— Given data —
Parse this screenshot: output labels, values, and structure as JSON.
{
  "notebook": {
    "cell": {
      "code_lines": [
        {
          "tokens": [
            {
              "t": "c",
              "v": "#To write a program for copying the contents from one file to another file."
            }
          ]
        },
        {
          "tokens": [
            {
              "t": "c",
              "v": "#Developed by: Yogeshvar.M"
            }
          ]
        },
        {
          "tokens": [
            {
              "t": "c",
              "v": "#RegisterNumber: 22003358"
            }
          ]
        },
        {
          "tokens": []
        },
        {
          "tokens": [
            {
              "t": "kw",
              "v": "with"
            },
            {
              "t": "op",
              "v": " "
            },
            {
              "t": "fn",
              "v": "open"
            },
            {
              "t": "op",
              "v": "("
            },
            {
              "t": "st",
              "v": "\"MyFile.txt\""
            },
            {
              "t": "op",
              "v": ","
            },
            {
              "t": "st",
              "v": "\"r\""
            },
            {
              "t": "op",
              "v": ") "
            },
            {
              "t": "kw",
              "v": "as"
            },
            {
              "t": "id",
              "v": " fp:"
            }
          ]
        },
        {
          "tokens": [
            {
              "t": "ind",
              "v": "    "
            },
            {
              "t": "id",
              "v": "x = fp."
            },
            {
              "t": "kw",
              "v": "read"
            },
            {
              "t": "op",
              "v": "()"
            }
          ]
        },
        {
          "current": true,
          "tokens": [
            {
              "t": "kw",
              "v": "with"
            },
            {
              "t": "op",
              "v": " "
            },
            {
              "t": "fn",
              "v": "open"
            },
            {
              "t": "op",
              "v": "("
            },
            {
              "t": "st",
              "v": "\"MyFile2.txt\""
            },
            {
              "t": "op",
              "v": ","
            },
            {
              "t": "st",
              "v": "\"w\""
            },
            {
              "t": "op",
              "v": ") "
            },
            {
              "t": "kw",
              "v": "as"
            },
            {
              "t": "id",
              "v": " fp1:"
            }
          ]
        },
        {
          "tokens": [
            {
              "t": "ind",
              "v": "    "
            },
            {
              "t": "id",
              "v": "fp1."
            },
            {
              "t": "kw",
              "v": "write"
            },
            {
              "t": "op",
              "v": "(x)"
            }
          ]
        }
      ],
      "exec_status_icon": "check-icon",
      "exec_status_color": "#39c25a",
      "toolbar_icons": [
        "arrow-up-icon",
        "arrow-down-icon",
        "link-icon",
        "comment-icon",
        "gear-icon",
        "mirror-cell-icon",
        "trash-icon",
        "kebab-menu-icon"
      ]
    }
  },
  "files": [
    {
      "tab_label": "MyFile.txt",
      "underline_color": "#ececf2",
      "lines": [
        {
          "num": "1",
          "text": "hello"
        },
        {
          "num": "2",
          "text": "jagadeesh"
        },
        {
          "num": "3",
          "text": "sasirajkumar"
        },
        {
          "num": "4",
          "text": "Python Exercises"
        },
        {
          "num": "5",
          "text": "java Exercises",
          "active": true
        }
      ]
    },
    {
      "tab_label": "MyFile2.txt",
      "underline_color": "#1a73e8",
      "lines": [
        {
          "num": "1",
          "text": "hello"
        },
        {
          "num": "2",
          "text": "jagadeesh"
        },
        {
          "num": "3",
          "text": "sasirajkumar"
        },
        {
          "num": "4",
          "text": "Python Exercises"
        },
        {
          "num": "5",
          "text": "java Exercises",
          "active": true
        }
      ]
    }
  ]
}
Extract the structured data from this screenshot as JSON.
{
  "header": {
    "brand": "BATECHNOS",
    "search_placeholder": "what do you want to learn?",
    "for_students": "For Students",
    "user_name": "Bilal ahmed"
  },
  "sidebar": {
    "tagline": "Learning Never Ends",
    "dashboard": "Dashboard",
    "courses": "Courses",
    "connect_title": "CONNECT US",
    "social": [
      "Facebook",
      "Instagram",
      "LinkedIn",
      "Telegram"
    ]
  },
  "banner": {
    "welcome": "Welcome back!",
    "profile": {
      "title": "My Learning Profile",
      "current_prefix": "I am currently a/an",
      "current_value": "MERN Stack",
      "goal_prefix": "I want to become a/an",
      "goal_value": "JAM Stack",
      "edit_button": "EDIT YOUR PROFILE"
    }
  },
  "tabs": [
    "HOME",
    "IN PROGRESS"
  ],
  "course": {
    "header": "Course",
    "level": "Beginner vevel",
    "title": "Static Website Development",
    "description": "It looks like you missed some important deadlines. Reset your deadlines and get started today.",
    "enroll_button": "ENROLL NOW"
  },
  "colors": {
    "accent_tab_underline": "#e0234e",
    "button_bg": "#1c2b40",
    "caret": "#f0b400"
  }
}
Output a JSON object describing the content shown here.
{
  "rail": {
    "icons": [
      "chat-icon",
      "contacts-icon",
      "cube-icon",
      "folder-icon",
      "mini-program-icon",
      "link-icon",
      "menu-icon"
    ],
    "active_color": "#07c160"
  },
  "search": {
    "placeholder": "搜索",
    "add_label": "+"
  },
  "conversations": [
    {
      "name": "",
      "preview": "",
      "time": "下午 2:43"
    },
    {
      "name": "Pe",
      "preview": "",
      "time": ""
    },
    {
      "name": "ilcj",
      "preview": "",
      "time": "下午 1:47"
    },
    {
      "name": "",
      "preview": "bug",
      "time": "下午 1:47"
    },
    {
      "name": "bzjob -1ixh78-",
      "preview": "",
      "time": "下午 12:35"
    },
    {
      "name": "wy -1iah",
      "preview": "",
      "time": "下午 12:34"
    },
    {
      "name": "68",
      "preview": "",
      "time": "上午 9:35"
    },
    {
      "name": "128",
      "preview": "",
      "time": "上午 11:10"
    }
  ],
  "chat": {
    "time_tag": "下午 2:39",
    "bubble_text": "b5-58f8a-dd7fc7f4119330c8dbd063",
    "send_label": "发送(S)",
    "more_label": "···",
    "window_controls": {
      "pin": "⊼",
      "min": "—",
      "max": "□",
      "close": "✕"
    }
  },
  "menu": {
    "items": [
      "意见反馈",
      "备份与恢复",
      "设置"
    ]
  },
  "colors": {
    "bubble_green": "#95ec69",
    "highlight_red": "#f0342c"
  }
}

— Problem statement —
Retype the material above, line by line, exactly.

— Solution to this exercise —
Parse this screenshot: output labels, values, and structure as JSON.
{
  "notebook": {
    "cell": {
      "code_lines": [
        {
          "tokens": [
            {
              "t": "c",
              "v": "#To write a program for copying the contents from one file to another file."
            }
          ]
        },
        {
          "tokens": [
            {
              "t": "c",
              "v": "#Developed by: Yogeshvar.M"
            }
          ]
        },
        {
          "tokens": [
            {
              "t": "c",
              "v": "#RegisterNumber: 22003358"
            }
          ]
        },
        {
          "tokens": []
        },
        {
          "tokens": [
            {
              "t": "kw",
              "v": "with"
            },
            {
              "t": "op",
              "v": " "
            },
            {
              "t": "fn",
              "v": "open"
            },
            {
              "t": "op",
              "v": "("
            },
            {
              "t": "st",
              "v": "\"MyFile.txt\""
            },
            {
              "t": "op",
              "v": ","
            },
            {
              "t": "st",
              "v": "\"r\""
            },
            {
              "t": "op",
              "v": ") "
            },
            {
              "t": "kw",
              "v": "as"
            },
            {
              "t": "id",
              "v": " fp:"
            }
          ]
        },
        {
          "tokens": [
            {
              "t": "ind",
              "v": "    "
            },
            {
              "t": "id",
              "v": "x = fp."
            },
            {
              "t": "kw",
              "v": "read"
            },
            {
              "t": "op",
              "v": "()"
            }
          ]
        },
        {
          "current": true,
          "tokens": [
            {
              "t": "kw",
              "v": "with"
            },
            {
              "t": "op",
              "v": " "
            },
            {
              "t": "fn",
              "v": "open"
            },
            {
              "t": "op",
              "v": "("
            },
            {
              "t": "st",
              "v": "\"MyFile2.txt\""
            },
            {
              "t": "op",
              "v": ","
            },
            {
              "t": "st",
              "v": "\"w\""
            },
            {
              "t": "op",
              "v": ") "
            },
            {
              "t": "kw",
              "v": "as"
            },
            {
              "t": "id",
              "v": " fp1:"
            }
          ]
        },
        {
          "tokens": [
            {
              "t": "ind",
              "v": "    "
            },
            {
              "t": "id",
              "v": "fp1."
            },
            {
              "t": "kw",
              "v": "write"
            },
            {
              "t": "op",
              "v": "(x)"
            }
          ]
        }
      ],
      "exec_status_icon": "check-icon",
      "exec_status_color": "#39c25a",
      "toolbar_icons": [
        "arrow-up-icon",
        "arrow-down-icon",
        "link-icon",
        "comment-icon",
        "gear-icon",
        "mirror-cell-icon",
        "trash-icon",
        "kebab-menu-icon"
      ]
    }
  },
  "files": [
    {
      "tab_label": "MyFile.txt",
      "underline_color": "#ececf2",
      "lines": [
        {
          "num": "1",
          "text": "hello"
        },
        {
          "num": "2",
          "text": "jagadeesh"
        },
        {
          "num": "3",
          "text": "sasirajkumar"
        },
        {
          "num": "4",
          "text": "Python Exercises"
        },
        {
          "num": "5",
          "text": "java Exercises",
          "active": true
        }
      ]
    },
    {
      "tab_label": "MyFile2.txt",
      "underline_color": "#1a73e8",
      "lines": [
        {
          "num": "1",
          "text": "hello"
        },
        {
          "num": "2",
          "text": "jagadeesh"
        },
        {
          "num": "3",
          "text": "sasirajkumar"
        },
        {
          "num": "4",
          "text": "Python Exercises"
        },
        {
          "num": "5",
          "text": "java Exercises",
          "active": true
        }
      ]
    }
  ]
}
Extract the structured data from this screenshot as JSON.
{
  "header": {
    "brand": "BATECHNOS",
    "search_placeholder": "what do you want to learn?",
    "for_students": "For Students",
    "user_name": "Bilal ahmed"
  },
  "sidebar": {
    "tagline": "Learning Never Ends",
    "dashboard": "Dashboard",
    "courses": "Courses",
    "connect_title": "CONNECT US",
    "social": [
      "Facebook",
      "Instagram",
      "LinkedIn",
      "Telegram"
    ]
  },
  "banner": {
    "welcome": "Welcome back!",
    "profile": {
      "title": "My Learning Profile",
      "current_prefix": "I am currently a/an",
      "current_value": "MERN Stack",
      "goal_prefix": "I want to become a/an",
      "goal_value": "JAM Stack",
      "edit_button": "EDIT YOUR PROFILE"
    }
  },
  "tabs": [
    "HOME",
    "IN PROGRESS"
  ],
  "course": {
    "header": "Course",
    "level": "Beginner vevel",
    "title": "Static Website Development",
    "description": "It looks like you missed some important deadlines. Reset your deadlines and get started today.",
    "enroll_button": "ENROLL NOW"
  },
  "colors": {
    "accent_tab_underline": "#e0234e",
    "button_bg": "#1c2b40",
    "caret": "#f0b400"
  }
}
Output a JSON object describing the content shown here.
{
  "rail": {
    "icons": [
      "chat-icon",
      "contacts-icon",
      "cube-icon",
      "folder-icon",
      "mini-program-icon",
      "link-icon",
      "menu-icon"
    ],
    "active_color": "#07c160"
  },
  "search": {
    "placeholder": "搜索",
    "add_label": "+"
  },
  "conversations": [
    {
      "name": "",
      "preview": "",
      "time": "下午 2:43"
    },
    {
      "name": "Pe",
      "preview": "",
      "time": ""
    },
    {
      "name": "ilcj",
      "preview": "",
      "time": "下午 1:47"
    },
    {
      "name": "",
      "preview": "bug",
      "time": "下午 1:47"
    },
    {
      "name": "bzjob -1ixh78-",
      "preview": "",
      "time": "下午 12:35"
    },
    {
      "name": "wy -1iah",
      "preview": "",
      "time": "下午 12:34"
    },
    {
      "name": "68",
      "preview": "",
      "time": "上午 9:35"
    },
    {
      "name": "128",
      "preview": "",
      "time": "上午 11:10"
    }
  ],
  "chat": {
    "time_tag": "下午 2:39",
    "bubble_text": "b5-58f8a-dd7fc7f4119330c8dbd063",
    "send_label": "发送(S)",
    "more_label": "···",
    "window_controls": {
      "pin": "⊼",
      "min": "—",
      "max": "□",
      "close": "✕"
    }
  },
  "menu": {
    "items": [
      "意见反馈",
      "备份与恢复",
      "设置"
    ]
  },
  "colors": {
    "bubble_green": "#95ec69",
    "highlight_red": "#f0342c"
  }
}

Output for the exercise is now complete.